* _Aim of the task_:
Provide the count of lines that hold "Додатки" and no other output.

···

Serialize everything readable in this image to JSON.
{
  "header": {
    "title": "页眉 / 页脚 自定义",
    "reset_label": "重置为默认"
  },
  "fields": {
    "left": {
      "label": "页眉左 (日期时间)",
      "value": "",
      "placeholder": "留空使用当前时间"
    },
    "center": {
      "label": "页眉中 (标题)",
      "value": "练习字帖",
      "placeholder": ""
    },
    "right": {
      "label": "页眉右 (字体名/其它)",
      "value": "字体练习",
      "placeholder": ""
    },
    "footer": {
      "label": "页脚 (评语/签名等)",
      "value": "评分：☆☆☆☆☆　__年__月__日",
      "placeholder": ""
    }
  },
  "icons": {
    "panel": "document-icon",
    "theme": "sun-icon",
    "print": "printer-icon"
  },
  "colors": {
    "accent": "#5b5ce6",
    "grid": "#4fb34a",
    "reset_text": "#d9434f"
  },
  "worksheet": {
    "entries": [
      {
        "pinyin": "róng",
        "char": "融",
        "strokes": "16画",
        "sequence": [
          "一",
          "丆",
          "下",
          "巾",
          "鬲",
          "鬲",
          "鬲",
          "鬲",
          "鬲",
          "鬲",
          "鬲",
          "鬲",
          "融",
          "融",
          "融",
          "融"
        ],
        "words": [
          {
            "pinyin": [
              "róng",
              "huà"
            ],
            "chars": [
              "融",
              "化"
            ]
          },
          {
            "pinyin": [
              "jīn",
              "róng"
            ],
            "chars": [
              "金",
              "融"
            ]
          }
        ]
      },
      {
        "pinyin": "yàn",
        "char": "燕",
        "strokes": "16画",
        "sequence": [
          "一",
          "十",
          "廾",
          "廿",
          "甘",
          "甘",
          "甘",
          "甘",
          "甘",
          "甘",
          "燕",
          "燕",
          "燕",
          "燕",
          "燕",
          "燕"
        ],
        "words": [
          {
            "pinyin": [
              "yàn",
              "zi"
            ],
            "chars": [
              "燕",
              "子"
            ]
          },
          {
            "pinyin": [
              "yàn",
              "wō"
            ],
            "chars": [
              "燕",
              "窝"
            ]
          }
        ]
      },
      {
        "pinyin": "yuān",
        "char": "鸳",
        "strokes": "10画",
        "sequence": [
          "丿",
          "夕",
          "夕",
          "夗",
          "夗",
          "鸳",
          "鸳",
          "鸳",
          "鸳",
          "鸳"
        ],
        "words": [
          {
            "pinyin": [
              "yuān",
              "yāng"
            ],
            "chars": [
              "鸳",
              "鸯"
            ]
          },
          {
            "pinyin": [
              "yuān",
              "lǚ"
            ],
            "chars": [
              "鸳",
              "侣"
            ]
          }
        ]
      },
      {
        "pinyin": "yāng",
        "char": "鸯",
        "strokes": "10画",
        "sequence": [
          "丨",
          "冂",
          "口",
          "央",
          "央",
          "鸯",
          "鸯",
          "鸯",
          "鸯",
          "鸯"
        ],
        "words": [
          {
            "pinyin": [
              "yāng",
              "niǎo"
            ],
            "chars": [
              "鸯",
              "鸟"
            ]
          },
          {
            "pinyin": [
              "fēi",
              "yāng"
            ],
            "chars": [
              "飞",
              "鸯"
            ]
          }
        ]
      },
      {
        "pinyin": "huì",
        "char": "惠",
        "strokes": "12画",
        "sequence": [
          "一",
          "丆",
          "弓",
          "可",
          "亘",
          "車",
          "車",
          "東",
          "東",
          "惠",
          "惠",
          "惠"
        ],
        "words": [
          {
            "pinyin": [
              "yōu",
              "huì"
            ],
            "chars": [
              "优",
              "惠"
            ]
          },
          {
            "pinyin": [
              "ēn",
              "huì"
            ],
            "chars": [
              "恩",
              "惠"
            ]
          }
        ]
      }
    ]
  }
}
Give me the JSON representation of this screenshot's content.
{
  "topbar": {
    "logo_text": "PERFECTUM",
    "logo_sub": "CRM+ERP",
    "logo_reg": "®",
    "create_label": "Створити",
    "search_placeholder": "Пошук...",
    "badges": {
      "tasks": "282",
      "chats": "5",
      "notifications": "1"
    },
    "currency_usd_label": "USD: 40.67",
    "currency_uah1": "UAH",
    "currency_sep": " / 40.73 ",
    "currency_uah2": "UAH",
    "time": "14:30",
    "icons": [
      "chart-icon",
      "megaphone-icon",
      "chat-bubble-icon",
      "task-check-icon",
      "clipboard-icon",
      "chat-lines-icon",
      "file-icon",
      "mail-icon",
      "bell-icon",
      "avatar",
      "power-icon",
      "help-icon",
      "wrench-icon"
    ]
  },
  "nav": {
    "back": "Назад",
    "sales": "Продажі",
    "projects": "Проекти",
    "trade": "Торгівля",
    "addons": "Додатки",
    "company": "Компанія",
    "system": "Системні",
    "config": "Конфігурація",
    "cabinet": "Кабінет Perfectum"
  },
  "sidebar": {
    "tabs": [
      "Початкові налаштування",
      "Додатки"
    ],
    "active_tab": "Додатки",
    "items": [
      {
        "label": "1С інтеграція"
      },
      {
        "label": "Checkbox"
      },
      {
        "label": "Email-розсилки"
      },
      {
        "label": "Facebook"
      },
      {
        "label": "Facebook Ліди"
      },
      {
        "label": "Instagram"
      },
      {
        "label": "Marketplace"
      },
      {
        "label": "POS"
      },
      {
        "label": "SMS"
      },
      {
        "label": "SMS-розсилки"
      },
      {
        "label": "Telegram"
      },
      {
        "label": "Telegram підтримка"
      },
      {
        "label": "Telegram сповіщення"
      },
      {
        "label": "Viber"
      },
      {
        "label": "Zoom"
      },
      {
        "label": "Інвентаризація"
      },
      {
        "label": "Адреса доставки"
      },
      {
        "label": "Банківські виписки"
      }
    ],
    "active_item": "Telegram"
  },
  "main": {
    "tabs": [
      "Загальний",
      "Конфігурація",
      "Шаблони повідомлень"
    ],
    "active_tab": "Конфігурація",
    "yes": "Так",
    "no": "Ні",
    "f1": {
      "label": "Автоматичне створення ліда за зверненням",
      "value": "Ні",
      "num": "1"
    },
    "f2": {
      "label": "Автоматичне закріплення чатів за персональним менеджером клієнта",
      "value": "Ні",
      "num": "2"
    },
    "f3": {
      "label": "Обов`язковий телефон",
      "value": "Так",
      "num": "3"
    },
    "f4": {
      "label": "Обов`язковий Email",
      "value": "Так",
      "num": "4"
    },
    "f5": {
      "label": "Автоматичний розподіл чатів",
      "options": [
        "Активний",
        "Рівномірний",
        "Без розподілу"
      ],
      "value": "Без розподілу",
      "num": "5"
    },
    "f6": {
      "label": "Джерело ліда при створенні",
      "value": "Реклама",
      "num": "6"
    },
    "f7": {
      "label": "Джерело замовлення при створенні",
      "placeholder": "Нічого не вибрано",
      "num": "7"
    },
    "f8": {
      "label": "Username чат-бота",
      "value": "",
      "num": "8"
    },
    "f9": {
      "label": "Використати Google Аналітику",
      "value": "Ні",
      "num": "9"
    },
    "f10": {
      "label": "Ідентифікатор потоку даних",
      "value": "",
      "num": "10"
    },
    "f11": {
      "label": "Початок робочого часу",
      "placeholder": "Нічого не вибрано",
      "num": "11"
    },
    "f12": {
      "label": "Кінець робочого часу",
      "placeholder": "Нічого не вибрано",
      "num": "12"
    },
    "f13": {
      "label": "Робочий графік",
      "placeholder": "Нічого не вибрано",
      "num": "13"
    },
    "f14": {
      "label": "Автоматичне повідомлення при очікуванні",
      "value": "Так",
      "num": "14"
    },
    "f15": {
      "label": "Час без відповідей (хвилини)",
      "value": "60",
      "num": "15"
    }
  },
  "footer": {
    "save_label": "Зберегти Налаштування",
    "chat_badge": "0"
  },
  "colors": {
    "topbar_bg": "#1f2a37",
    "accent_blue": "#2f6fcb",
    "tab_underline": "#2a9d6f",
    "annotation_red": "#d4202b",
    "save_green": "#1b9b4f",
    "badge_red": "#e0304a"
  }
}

···

* _Exercise solution_:
3